PROMPT | In this exercise, return the whole listing exactly, excluding any images.

Dataset excerpt |
>>>
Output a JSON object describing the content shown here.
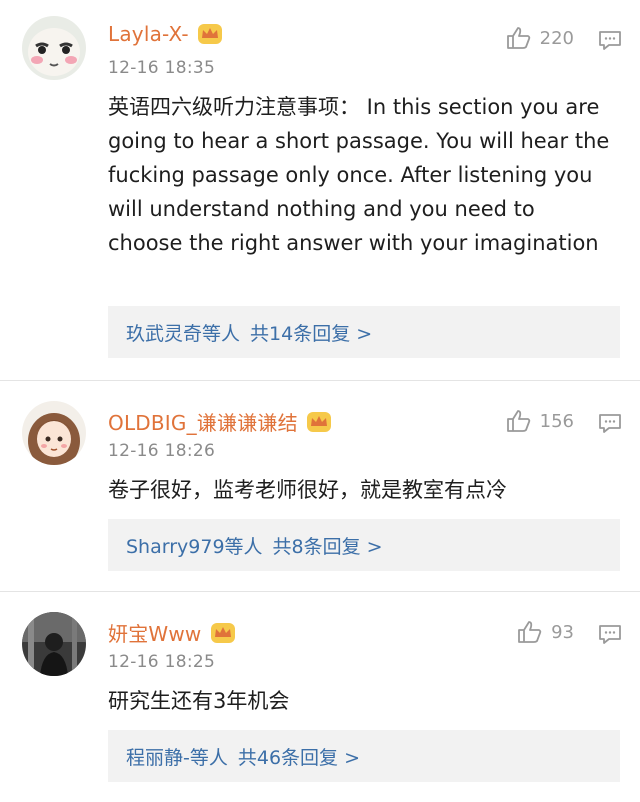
{
  "comments": [
    {
      "username": "Layla-X-",
      "time": "12-16 18:35",
      "likes": "220",
      "text": "英语四六级听力注意事项： In this section you are going to hear a short passage. You will hear the fucking passage only once. After listening you will understand nothing and you need to choose the right answer with your imagination",
      "reply_users": "玖武灵奇等人",
      "reply_count": "共14条回复 >",
      "vip_icon": "crown-vip-icon",
      "colors": {
        "username": "#e0733a",
        "link": "#3c6fa8"
      }
    },
    {
      "username": "OLDBIG_谦谦谦谦结",
      "time": "12-16 18:26",
      "likes": "156",
      "text": "卷子很好，监考老师很好，就是教室有点冷",
      "reply_users": "Sharry979等人",
      "reply_count": "共8条回复 >",
      "vip_icon": "crown-vip-icon"
    },
    {
      "username": "妍宝Www",
      "time": "12-16 18:25",
      "likes": "93",
      "text": "研究生还有3年机会",
      "reply_users": "程丽静-等人",
      "reply_count": "共46条回复 >",
      "vip_icon": "crown-vip-icon"
    }
  ]
}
<<<
COMPLETED EXERCISE |
Output a JSON object describing the content shown here.
{
  "comments": [
    {
      "username": "Layla-X-",
      "time": "12-16 18:35",
      "likes": "220",
      "text": "英语四六级听力注意事项： In this section you are going to hear a short passage. You will hear the fucking passage only once. After listening you will understand nothing and you need to choose the right answer with your imagination",
      "reply_users": "玖武灵奇等人",
      "reply_count": "共14条回复 >",
      "vip_icon": "crown-vip-icon",
      "colors": {
        "username": "#e0733a",
        "link": "#3c6fa8"
      }
    },
    {
      "username": "OLDBIG_谦谦谦谦结",
      "time": "12-16 18:26",
      "likes": "156",
      "text": "卷子很好，监考老师很好，就是教室有点冷",
      "reply_users": "Sharry979等人",
      "reply_count": "共8条回复 >",
      "vip_icon": "crown-vip-icon"
    },
    {
      "username": "妍宝Www",
      "time": "12-16 18:25",
      "likes": "93",
      "text": "研究生还有3年机会",
      "reply_users": "程丽静-等人",
      "reply_count": "共46条回复 >",
      "vip_icon": "crown-vip-icon"
    }
  ]
}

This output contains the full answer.